● **Source extract**

This is the mail archive of the gcc-patches@gcc.gnu.org mailing list for the GCC project.


Index Nav: [Date Index] [Subject Index] [Author Index] [Thread Index]
Message Nav: [Date Prev] [Date Next] [Thread Prev] [Thread Next]
Other format: [Raw text]

Re: [PATCH] Fix PR91568


On Wed, 28 Aug 2019, Richard Sandiford wrote:

> Richard Biener <rguenther@suse.de> writes:
> > When making the SLP tree a graph I messed up and in some cases we can
> > fail to propagate a higher max_nunits upwards when re-using a subtree.
> > For the testcase, but only on the gcc-9-branch, this causes us to
> > miss a higher value of 4 completely since it comes from a
> > single widening stmt which we remember but throw out of the window
> > due to an early mismatch fixable by commutating.
> >
> > I hope TYPE_VECTOR_SUBPARTS are all ordered, at least aarch64-sve.exp
> > is clean as it gets with a cc1 cross (it doesn't seem to find
> > gcc/include/stdint.h so has more compile-time errors than necessary...).
> >
> > Richard, is that an OK-ish assumption?
> 
> Yeah, it's probably a reasonable assumption for types and sizes
> currently chosen by the target vectorisation hooks (although not
> more generally).  But the existing max_nunits code goes through
> vect_update_max_nunits, with the idea being to keep the assumption
> in a single place.  So IMO it'd be better to split that into:
> 
> static inline void
> vect_update_max_nunits (poly_uint64 *max_nunits, poly_uint64 nunits)
> {
>   /* All unit counts have the form current_vector_size * X for some
>      rational X, so two unit sizes must have a common multiple.
>      Everything is a multiple of the initial value of 1.  */
>   *max_nunits = force_common_multiple (*max_nunits, nunits);
> }
> 
> static inline void
> vect_update_max_nunits (poly_uint64 *max_nunits, tree vectype)
> {
>   vect_update_max_nunits (max_nunits, TYPE_VECTOR_SUBPARTS (vectype));
> }
> 
> LGTM otherwise.  The estimated_poly_value could end up being a bit
> confusing when reading dumps, but I'll take that as a sign that you
> don't want to add poly_* printers ;-)

:P

The following is what I have applied.  Bootstrapped and tested
on x86_64-unknown-linux-gnu on trunk and branch.

Richard.

2019-08-29  Richard Biener  <rguenther@suse.de>

	PR tree-optimization/91568
	* tree-vectorizer.h (_slp_tree::max_nunits): Add.
	(vect_update_max_nunits): Add overload for poly_uint64.

● **Aim of the exercise**
According to the mailing-list message on PR91568, on which target was the applied patch bootstrapped and tested?

● **Record set**
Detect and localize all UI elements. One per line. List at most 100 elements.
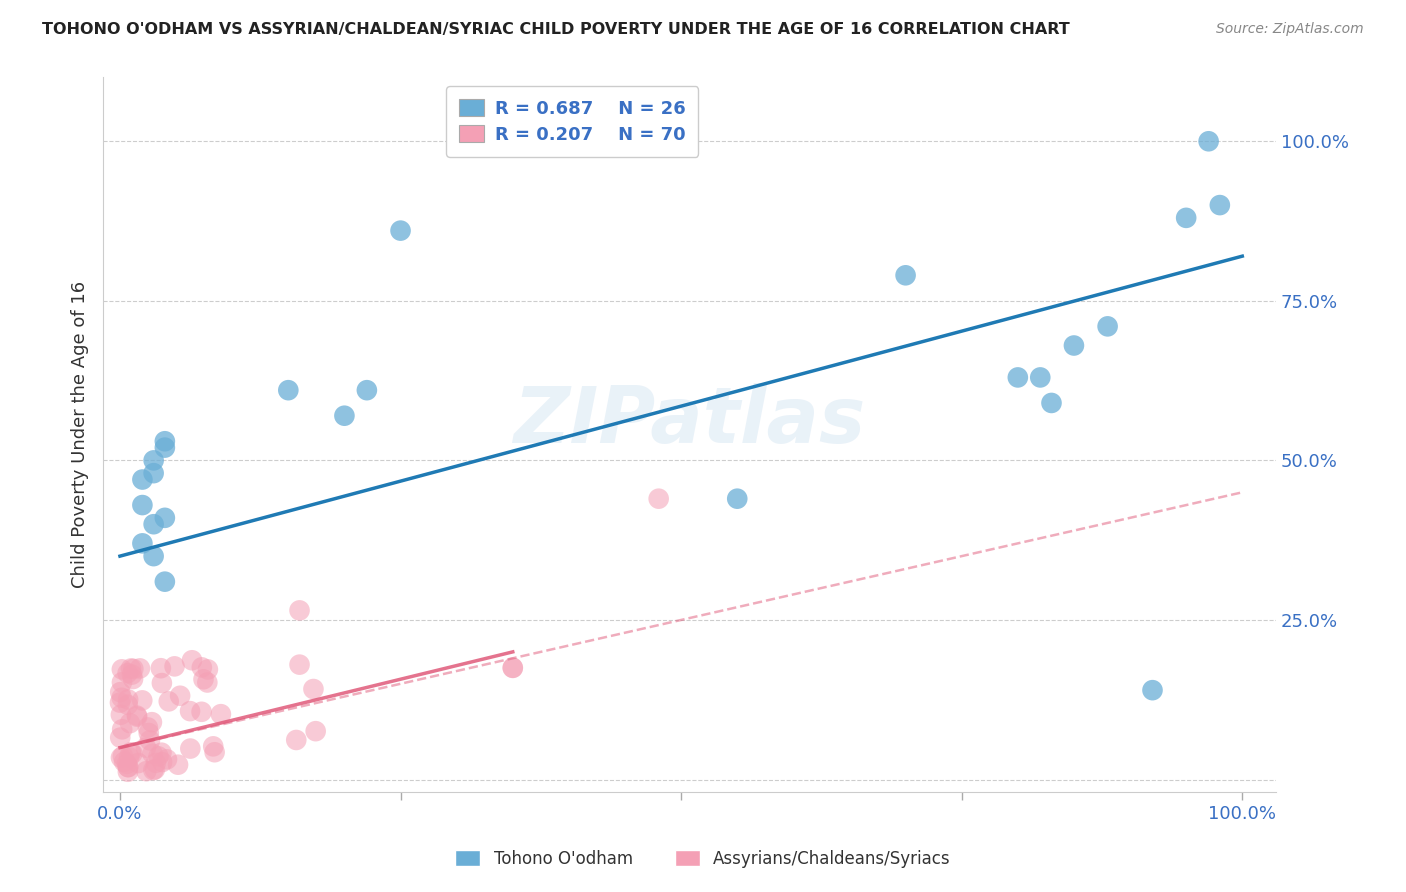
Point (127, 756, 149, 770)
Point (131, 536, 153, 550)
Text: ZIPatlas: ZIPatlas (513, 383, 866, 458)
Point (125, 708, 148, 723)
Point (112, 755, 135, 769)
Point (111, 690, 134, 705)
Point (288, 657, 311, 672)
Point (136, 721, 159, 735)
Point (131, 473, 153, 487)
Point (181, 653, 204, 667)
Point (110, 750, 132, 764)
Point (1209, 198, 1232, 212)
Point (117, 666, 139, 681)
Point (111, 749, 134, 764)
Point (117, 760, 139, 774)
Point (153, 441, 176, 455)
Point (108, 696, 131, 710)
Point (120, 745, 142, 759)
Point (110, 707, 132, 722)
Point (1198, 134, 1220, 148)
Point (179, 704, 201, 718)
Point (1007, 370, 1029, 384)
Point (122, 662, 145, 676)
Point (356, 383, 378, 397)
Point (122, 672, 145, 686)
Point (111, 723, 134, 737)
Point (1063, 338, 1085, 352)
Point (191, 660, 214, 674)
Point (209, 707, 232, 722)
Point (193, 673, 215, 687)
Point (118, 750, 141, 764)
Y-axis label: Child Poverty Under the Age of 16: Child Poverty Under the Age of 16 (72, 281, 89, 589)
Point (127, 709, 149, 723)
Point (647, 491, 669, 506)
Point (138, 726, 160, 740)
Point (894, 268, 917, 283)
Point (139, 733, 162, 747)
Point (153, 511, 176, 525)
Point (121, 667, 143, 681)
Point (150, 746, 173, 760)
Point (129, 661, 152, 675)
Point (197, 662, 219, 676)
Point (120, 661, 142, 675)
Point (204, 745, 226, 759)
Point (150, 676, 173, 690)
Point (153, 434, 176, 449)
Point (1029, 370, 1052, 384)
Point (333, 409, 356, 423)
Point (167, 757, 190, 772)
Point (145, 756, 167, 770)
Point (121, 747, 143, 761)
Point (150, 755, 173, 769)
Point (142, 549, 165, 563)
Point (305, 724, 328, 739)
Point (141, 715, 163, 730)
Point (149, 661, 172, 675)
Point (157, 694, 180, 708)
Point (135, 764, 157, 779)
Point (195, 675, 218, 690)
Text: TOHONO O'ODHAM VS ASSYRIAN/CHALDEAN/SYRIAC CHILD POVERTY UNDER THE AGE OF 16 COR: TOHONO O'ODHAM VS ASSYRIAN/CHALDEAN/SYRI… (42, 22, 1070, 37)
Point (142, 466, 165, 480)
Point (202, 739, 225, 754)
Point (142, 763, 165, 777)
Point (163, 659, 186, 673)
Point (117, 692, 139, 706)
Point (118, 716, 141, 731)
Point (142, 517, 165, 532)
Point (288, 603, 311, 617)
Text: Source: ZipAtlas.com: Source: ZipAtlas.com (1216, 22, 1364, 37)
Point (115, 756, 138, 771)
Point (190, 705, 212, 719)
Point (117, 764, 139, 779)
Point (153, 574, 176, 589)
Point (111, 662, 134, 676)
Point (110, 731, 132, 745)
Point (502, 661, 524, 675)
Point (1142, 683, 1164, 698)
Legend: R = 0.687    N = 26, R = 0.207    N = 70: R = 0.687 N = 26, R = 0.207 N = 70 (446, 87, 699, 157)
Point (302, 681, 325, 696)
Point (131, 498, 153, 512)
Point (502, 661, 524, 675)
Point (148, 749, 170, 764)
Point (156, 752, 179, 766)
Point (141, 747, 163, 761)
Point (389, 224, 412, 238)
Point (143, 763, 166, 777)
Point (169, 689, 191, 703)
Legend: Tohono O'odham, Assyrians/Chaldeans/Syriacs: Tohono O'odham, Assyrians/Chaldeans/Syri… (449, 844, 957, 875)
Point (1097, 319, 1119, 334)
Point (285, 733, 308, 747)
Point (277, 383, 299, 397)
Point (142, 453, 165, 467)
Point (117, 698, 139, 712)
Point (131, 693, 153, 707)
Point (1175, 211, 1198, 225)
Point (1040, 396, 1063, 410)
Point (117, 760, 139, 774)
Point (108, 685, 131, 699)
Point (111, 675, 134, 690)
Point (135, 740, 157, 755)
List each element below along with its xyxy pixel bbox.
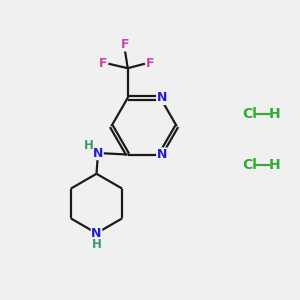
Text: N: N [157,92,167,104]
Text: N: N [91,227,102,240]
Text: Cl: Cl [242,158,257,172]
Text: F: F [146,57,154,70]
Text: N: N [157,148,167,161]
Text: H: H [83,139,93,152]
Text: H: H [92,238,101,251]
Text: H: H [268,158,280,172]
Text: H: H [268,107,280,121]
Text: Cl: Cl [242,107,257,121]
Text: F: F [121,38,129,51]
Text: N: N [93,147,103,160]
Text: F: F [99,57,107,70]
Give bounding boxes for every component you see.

● **The answer**
x86_64-unknown-linux-gnu, on both trunk and the branch.